### [WHAT YOU NEED TO DO]
An exact copy of every record is needed.

______

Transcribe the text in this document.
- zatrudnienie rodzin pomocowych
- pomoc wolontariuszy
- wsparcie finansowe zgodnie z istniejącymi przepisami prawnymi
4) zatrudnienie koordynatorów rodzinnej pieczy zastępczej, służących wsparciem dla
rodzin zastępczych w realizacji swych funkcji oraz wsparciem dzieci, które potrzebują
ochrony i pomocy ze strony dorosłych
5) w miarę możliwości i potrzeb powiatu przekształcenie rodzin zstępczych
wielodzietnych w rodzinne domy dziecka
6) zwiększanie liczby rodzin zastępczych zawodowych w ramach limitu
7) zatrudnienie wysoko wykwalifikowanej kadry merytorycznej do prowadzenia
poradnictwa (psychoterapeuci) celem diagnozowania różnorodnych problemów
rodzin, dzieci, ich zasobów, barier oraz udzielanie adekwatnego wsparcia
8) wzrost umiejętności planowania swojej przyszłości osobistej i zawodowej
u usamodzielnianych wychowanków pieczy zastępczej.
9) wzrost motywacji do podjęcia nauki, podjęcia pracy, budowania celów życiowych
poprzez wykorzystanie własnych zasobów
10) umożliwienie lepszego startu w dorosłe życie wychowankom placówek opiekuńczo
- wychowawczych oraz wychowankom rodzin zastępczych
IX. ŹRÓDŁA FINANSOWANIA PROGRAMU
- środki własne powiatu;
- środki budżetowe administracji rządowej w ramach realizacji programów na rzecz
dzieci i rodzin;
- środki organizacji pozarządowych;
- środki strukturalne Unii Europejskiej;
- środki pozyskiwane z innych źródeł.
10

______

### [EXERCISE OUTPUT]
Transcribe the text in this document.
- zatrudnienie rodzin pomocowych
- pomoc wolontariuszy
- wsparcie finansowe zgodnie z istniejącymi przepisami prawnymi
4) zatrudnienie koordynatorów rodzinnej pieczy zastępczej, służących wsparciem dla
rodzin zastępczych w realizacji swych funkcji oraz wsparciem dzieci, które potrzebują
ochrony i pomocy ze strony dorosłych
5) w miarę możliwości i potrzeb powiatu przekształcenie rodzin zstępczych
wielodzietnych w rodzinne domy dziecka
6) zwiększanie liczby rodzin zastępczych zawodowych w ramach limitu
7) zatrudnienie wysoko wykwalifikowanej kadry merytorycznej do prowadzenia
poradnictwa (psychoterapeuci) celem diagnozowania różnorodnych problemów
rodzin, dzieci, ich zasobów, barier oraz udzielanie adekwatnego wsparcia
8) wzrost umiejętności planowania swojej przyszłości osobistej i zawodowej
u usamodzielnianych wychowanków pieczy zastępczej.
9) wzrost motywacji do podjęcia nauki, podjęcia pracy, budowania celów życiowych
poprzez wykorzystanie własnych zasobów
10) umożliwienie lepszego startu w dorosłe życie wychowankom placówek opiekuńczo
- wychowawczych oraz wychowankom rodzin zastępczych
IX. ŹRÓDŁA FINANSOWANIA PROGRAMU
- środki własne powiatu;
- środki budżetowe administracji rządowej w ramach realizacji programów na rzecz
dzieci i rodzin;
- środki organizacji pozarządowych;
- środki strukturalne Unii Europejskiej;
- środki pozyskiwane z innych źródeł.
10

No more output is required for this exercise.